Reproduce the records below, substituting "data-label" for every occurrence of "value-label" and leaving everything else unchanged.

** begin **

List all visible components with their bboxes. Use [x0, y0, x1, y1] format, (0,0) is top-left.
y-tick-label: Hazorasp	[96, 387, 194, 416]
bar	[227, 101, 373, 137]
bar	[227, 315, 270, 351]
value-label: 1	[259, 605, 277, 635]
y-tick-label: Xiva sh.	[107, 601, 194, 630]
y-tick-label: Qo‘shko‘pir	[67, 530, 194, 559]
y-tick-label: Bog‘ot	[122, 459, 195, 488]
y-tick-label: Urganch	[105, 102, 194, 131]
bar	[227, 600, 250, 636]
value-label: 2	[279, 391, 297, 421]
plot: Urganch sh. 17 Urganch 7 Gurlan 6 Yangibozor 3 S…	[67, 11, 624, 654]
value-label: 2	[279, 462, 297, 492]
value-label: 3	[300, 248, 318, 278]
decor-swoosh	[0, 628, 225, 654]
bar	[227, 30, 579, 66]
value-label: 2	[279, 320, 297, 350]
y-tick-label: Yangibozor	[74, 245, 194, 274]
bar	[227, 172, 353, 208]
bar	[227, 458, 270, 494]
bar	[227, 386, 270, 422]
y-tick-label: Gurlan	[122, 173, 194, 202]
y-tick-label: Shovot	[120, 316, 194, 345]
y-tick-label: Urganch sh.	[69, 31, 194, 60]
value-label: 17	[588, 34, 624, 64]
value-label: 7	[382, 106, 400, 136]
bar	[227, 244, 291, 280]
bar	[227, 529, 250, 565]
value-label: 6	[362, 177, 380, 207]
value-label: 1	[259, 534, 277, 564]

** end **

In response.
List all visible components with their bboxes. Use [x0, y0, x1, y1] format, (0,0) is top-left.
y-tick-label: Hazorasp	[96, 387, 194, 416]
bar	[227, 101, 373, 137]
bar	[227, 315, 270, 351]
data-label: 1	[259, 605, 277, 635]
y-tick-label: Xiva sh.	[107, 601, 194, 630]
y-tick-label: Qo‘shko‘pir	[67, 530, 194, 559]
y-tick-label: Bog‘ot	[122, 459, 195, 488]
y-tick-label: Urganch	[105, 102, 194, 131]
bar	[227, 600, 250, 636]
data-label: 2	[279, 391, 297, 421]
plot: Urganch sh. 17 Urganch 7 Gurlan 6 Yangibozor 3 S…	[67, 11, 624, 654]
data-label: 2	[279, 462, 297, 492]
data-label: 3	[300, 248, 318, 278]
decor-swoosh	[0, 628, 225, 654]
bar	[227, 30, 579, 66]
data-label: 2	[279, 320, 297, 350]
y-tick-label: Yangibozor	[74, 245, 194, 274]
bar	[227, 172, 353, 208]
bar	[227, 458, 270, 494]
bar	[227, 386, 270, 422]
y-tick-label: Gurlan	[122, 173, 194, 202]
y-tick-label: Shovot	[120, 316, 194, 345]
y-tick-label: Urganch sh.	[69, 31, 194, 60]
data-label: 17	[588, 34, 624, 64]
data-label: 7	[382, 106, 400, 136]
bar	[227, 244, 291, 280]
bar	[227, 529, 250, 565]
data-label: 6	[362, 177, 380, 207]
data-label: 1	[259, 534, 277, 564]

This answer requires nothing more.